■ DIRECTIONS
Rewrite the records below with "thimble-label" swapped for "thimble-scale-label" everywhere it appears and all else unchanged. Leave the pictures out.

[Dataset records]

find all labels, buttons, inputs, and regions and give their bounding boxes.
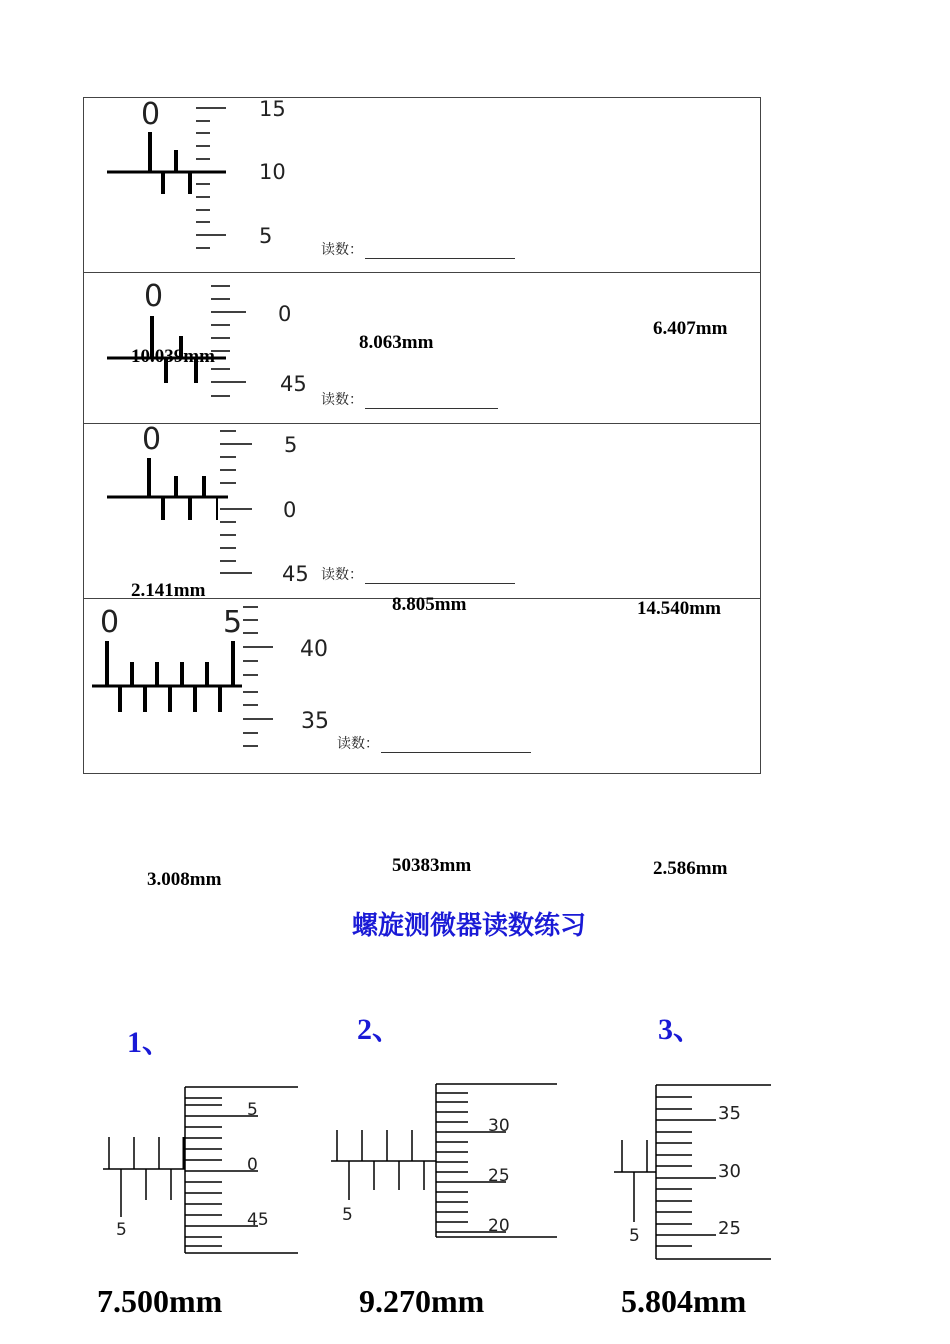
reading-label: 读数： <box>337 736 379 752</box>
answer-text: 2.141mm <box>131 580 206 601</box>
exercise-2-micrometer <box>331 1084 557 1237</box>
thimble-label: 15 <box>259 97 286 121</box>
main-scale-label: 5 <box>342 1205 353 1225</box>
answer-text: 3.008mm <box>147 869 222 890</box>
main-scale-label: 0 <box>141 97 161 132</box>
exercise-number: 1、 <box>127 1026 172 1059</box>
main-scale-label: 0 <box>100 605 120 640</box>
main-scale-label: 0 <box>144 279 164 314</box>
reading-field-2 <box>321 389 498 409</box>
exercise-1-micrometer <box>103 1087 298 1253</box>
answer-text: 6.407mm <box>653 318 728 339</box>
reading-blank[interactable] <box>365 257 515 259</box>
thimble-label: 35 <box>301 709 329 734</box>
exercise-answer: 5.804mm <box>621 1283 747 1319</box>
reading-blank[interactable] <box>381 751 531 753</box>
exercise-number: 3、 <box>658 1013 703 1046</box>
answer-text: 8.805mm <box>392 594 467 615</box>
thimble-label: 25 <box>718 1218 741 1239</box>
reading-label: 读数： <box>321 392 363 408</box>
thimble-label: 45 <box>280 372 307 396</box>
main-scale-label: 5 <box>223 605 243 640</box>
thimble-label: 5 <box>247 1100 258 1120</box>
answer-text: 50383mm <box>392 855 472 876</box>
reading-label: 读数： <box>321 242 363 258</box>
answer-text: 2.586mm <box>653 858 728 879</box>
thimble-label: 30 <box>488 1116 510 1136</box>
exercise-answer: 7.500mm <box>97 1283 223 1319</box>
thimble-label: 20 <box>488 1216 510 1236</box>
thimble-label: 45 <box>247 1210 269 1230</box>
thimble-label: 25 <box>488 1166 510 1186</box>
thimble-label: 0 <box>247 1155 258 1175</box>
answer-text: 10.039mm <box>131 346 215 367</box>
main-scale-label: 0 <box>142 422 162 457</box>
thimble-label: 5 <box>284 433 298 457</box>
reading-field-4 <box>337 733 531 753</box>
thimble-label: 40 <box>300 637 328 662</box>
reading-blank[interactable] <box>365 407 498 409</box>
thimble-label: 35 <box>718 1103 741 1124</box>
reading-field-3 <box>321 564 515 584</box>
thimble-label: 0 <box>283 498 297 522</box>
exercise-answer: 9.270mm <box>359 1283 485 1319</box>
thimble-label: 10 <box>259 160 286 184</box>
exercise-number: 2、 <box>357 1013 402 1046</box>
answer-text: 8.063mm <box>359 332 434 353</box>
thimble-label: 5 <box>259 224 273 248</box>
thimble-label: 0 <box>278 302 292 326</box>
reading-field-1 <box>321 239 515 259</box>
reading-label: 读数： <box>321 567 363 583</box>
reading-blank[interactable] <box>365 582 515 584</box>
thimble-label: 30 <box>718 1161 741 1182</box>
main-scale-label: 5 <box>116 1220 127 1240</box>
main-scale-label: 5 <box>629 1226 640 1246</box>
answer-text: 14.540mm <box>637 598 721 619</box>
page-title: 螺旋测微器读数练习 <box>352 911 587 941</box>
thimble-label: 45 <box>282 562 309 586</box>
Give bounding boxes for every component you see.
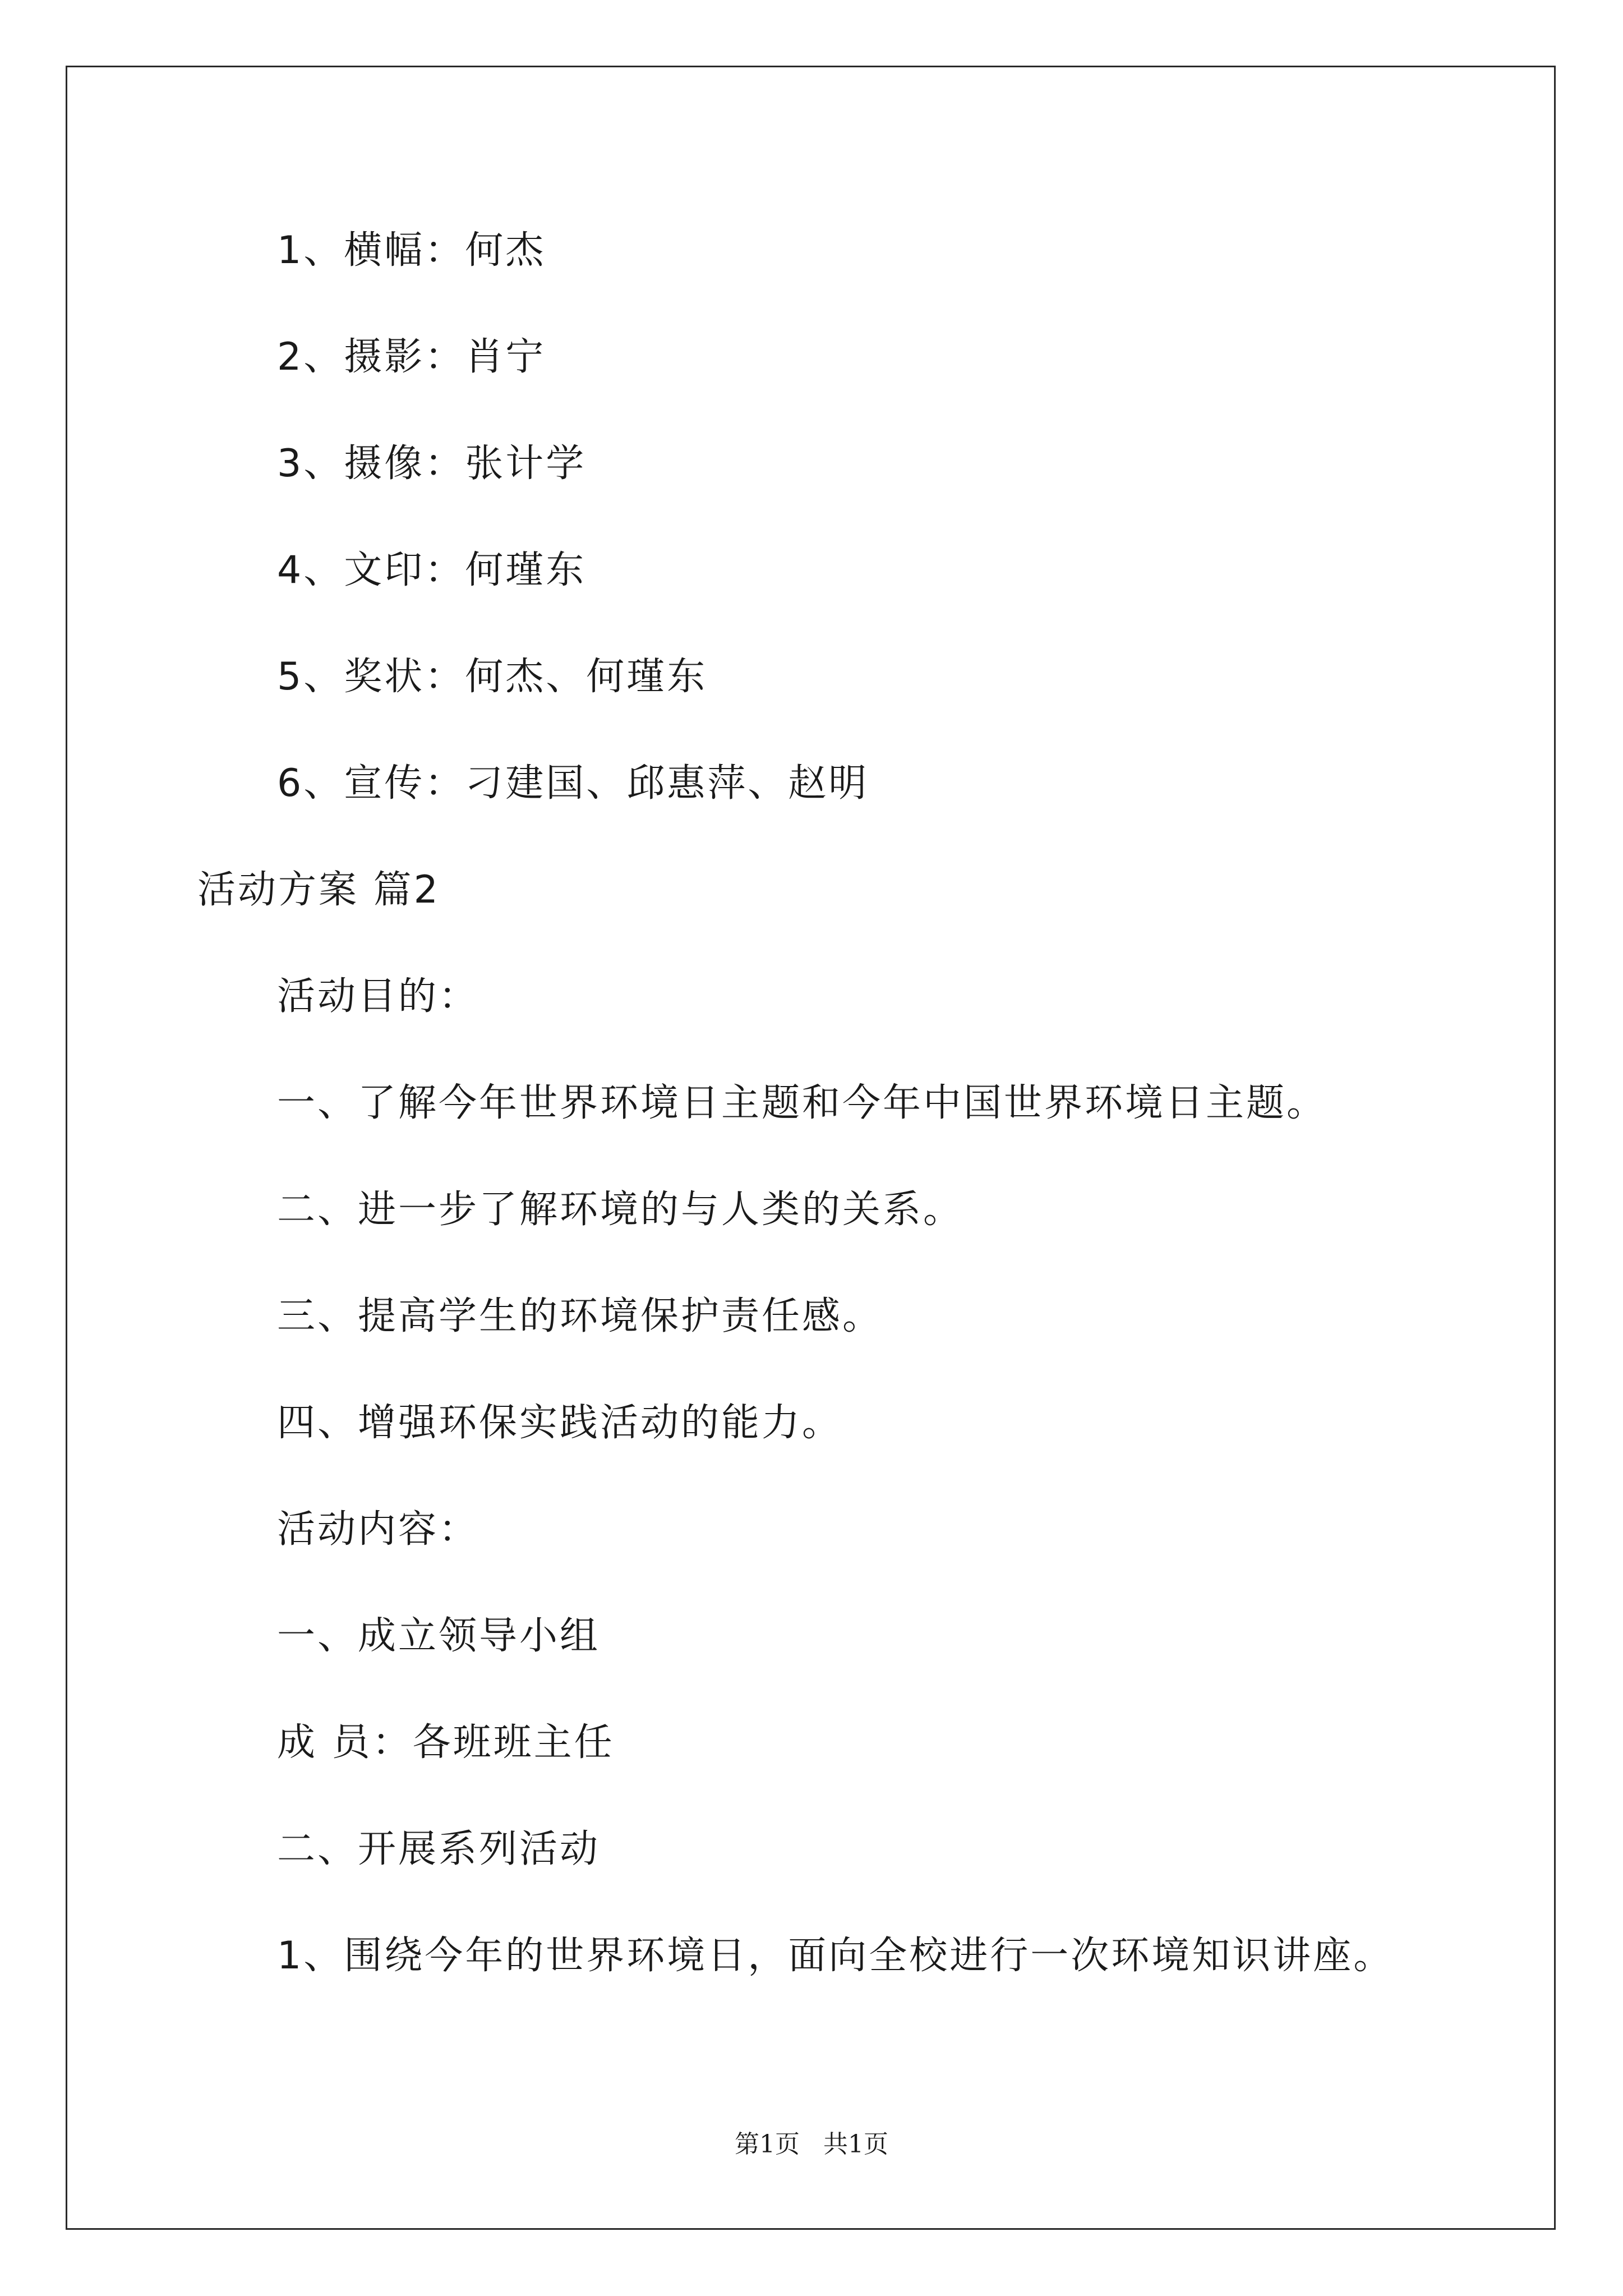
text-line: 6、宣传：刁建国、邱惠萍、赵明 <box>277 761 869 806</box>
page-footer: 第1页 共1页 <box>735 2130 888 2159</box>
section-heading: 活动方案 篇2 <box>197 868 440 912</box>
text-line: 2、摄影：肖宁 <box>277 335 546 379</box>
text-line: 一、了解今年世界环境日主题和今年中国世界环境日主题。 <box>277 1081 1327 1125</box>
text-line: 5、奖状：何杰、何瑾东 <box>277 655 708 699</box>
text-line: 4、文印：何瑾东 <box>277 548 587 592</box>
text-line: 1、横幅：何杰 <box>277 228 546 273</box>
text-line: 成 员：各班班主任 <box>277 1720 615 1765</box>
text-line: 1、围绕今年的世界环境日，面向全校进行一次环境知识讲座。 <box>277 1934 1394 1978</box>
text-line: 活动目的： <box>277 974 479 1019</box>
page-border <box>66 66 1556 2230</box>
text-line: 活动内容： <box>277 1507 479 1552</box>
text-line: 三、提高学生的环境保护责任感。 <box>277 1294 883 1338</box>
text-line: 3、摄像：张计学 <box>277 441 587 486</box>
text-line: 二、开展系列活动 <box>277 1827 601 1871</box>
text-line: 一、成立领导小组 <box>277 1614 601 1658</box>
text-line: 二、进一步了解环境的与人类的关系。 <box>277 1188 964 1232</box>
text-line: 四、增强环保实践活动的能力。 <box>277 1401 843 1445</box>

■ ANSWER FOR THIS EXERCISE
find all labels, buttons, inputs, and regions and give their bounding boxes.
reading-label: 读数： <box>337 736 379 752</box>
answer-text: 2.141mm <box>131 580 206 601</box>
exercise-2-micrometer <box>331 1084 557 1237</box>
thimble-scale-label: 15 <box>259 97 286 121</box>
main-scale-label: 5 <box>342 1205 353 1225</box>
answer-text: 3.008mm <box>147 869 222 890</box>
main-scale-label: 0 <box>141 97 161 132</box>
exercise-number: 1、 <box>127 1026 172 1059</box>
main-scale-label: 0 <box>100 605 120 640</box>
main-scale-label: 0 <box>144 279 164 314</box>
reading-field-2 <box>321 389 498 409</box>
exercise-1-micrometer <box>103 1087 298 1253</box>
answer-text: 6.407mm <box>653 318 728 339</box>
reading-blank[interactable] <box>365 257 515 259</box>
thimble-scale-label: 35 <box>301 709 329 734</box>
exercise-answer: 5.804mm <box>621 1283 747 1319</box>
reading-blank[interactable] <box>381 751 531 753</box>
exercise-number: 3、 <box>658 1013 703 1046</box>
answer-text: 8.805mm <box>392 594 467 615</box>
thimble-scale-label: 25 <box>718 1218 741 1239</box>
reading-label: 读数： <box>321 392 363 408</box>
thimble-scale-label: 45 <box>280 372 307 396</box>
main-scale-label: 5 <box>223 605 243 640</box>
thimble-scale-label: 5 <box>247 1100 258 1120</box>
answer-text: 50383mm <box>392 855 472 876</box>
reading-label: 读数： <box>321 242 363 258</box>
answer-text: 2.586mm <box>653 858 728 879</box>
thimble-scale-label: 30 <box>488 1116 510 1136</box>
exercise-answer: 7.500mm <box>97 1283 223 1319</box>
thimble-scale-label: 20 <box>488 1216 510 1236</box>
thimble-scale-label: 45 <box>247 1210 269 1230</box>
thimble-scale-label: 25 <box>488 1166 510 1186</box>
thimble-scale-label: 0 <box>247 1155 258 1175</box>
answer-text: 10.039mm <box>131 346 215 367</box>
main-scale-label: 0 <box>142 422 162 457</box>
thimble-scale-label: 5 <box>284 433 298 457</box>
reading-field-4 <box>337 733 531 753</box>
thimble-scale-label: 40 <box>300 637 328 662</box>
reading-blank[interactable] <box>365 407 498 409</box>
thimble-scale-label: 35 <box>718 1103 741 1124</box>
reading-field-3 <box>321 564 515 584</box>
thimble-scale-label: 0 <box>283 498 297 522</box>
exercise-answer: 9.270mm <box>359 1283 485 1319</box>
thimble-scale-label: 10 <box>259 160 286 184</box>
exercise-number: 2、 <box>357 1013 402 1046</box>
answer-text: 8.063mm <box>359 332 434 353</box>
thimble-scale-label: 5 <box>259 224 273 248</box>
thimble-scale-label: 0 <box>278 302 292 326</box>
reading-field-1 <box>321 239 515 259</box>
reading-label: 读数： <box>321 567 363 583</box>
reading-blank[interactable] <box>365 582 515 584</box>
thimble-scale-label: 30 <box>718 1161 741 1182</box>
main-scale-label: 5 <box>116 1220 127 1240</box>
main-scale-label: 5 <box>629 1226 640 1246</box>
answer-text: 14.540mm <box>637 598 721 619</box>
page-title: 螺旋测微器读数练习 <box>352 911 587 941</box>
thimble-scale-label: 45 <box>282 562 309 586</box>
Give bounding boxes for every component you see.
text-line: 6、宣传：刁建国、邱惠萍、赵明 <box>277 761 869 806</box>
page-footer: 第1页 共1页 <box>735 2130 888 2159</box>
section-heading: 活动方案 篇2 <box>197 868 440 912</box>
text-line: 2、摄影：肖宁 <box>277 335 546 379</box>
text-line: 一、了解今年世界环境日主题和今年中国世界环境日主题。 <box>277 1081 1327 1125</box>
text-line: 5、奖状：何杰、何瑾东 <box>277 655 708 699</box>
text-line: 4、文印：何瑾东 <box>277 548 587 592</box>
text-line: 1、横幅：何杰 <box>277 228 546 273</box>
text-line: 成 员：各班班主任 <box>277 1720 615 1765</box>
text-line: 1、围绕今年的世界环境日，面向全校进行一次环境知识讲座。 <box>277 1934 1394 1978</box>
text-line: 活动目的： <box>277 974 479 1019</box>
page-border <box>66 66 1556 2230</box>
text-line: 活动内容： <box>277 1507 479 1552</box>
text-line: 三、提高学生的环境保护责任感。 <box>277 1294 883 1338</box>
text-line: 3、摄像：张计学 <box>277 441 587 486</box>
text-line: 二、开展系列活动 <box>277 1827 601 1871</box>
text-line: 一、成立领导小组 <box>277 1614 601 1658</box>
text-line: 二、进一步了解环境的与人类的关系。 <box>277 1188 964 1232</box>
text-line: 四、增强环保实践活动的能力。 <box>277 1401 843 1445</box>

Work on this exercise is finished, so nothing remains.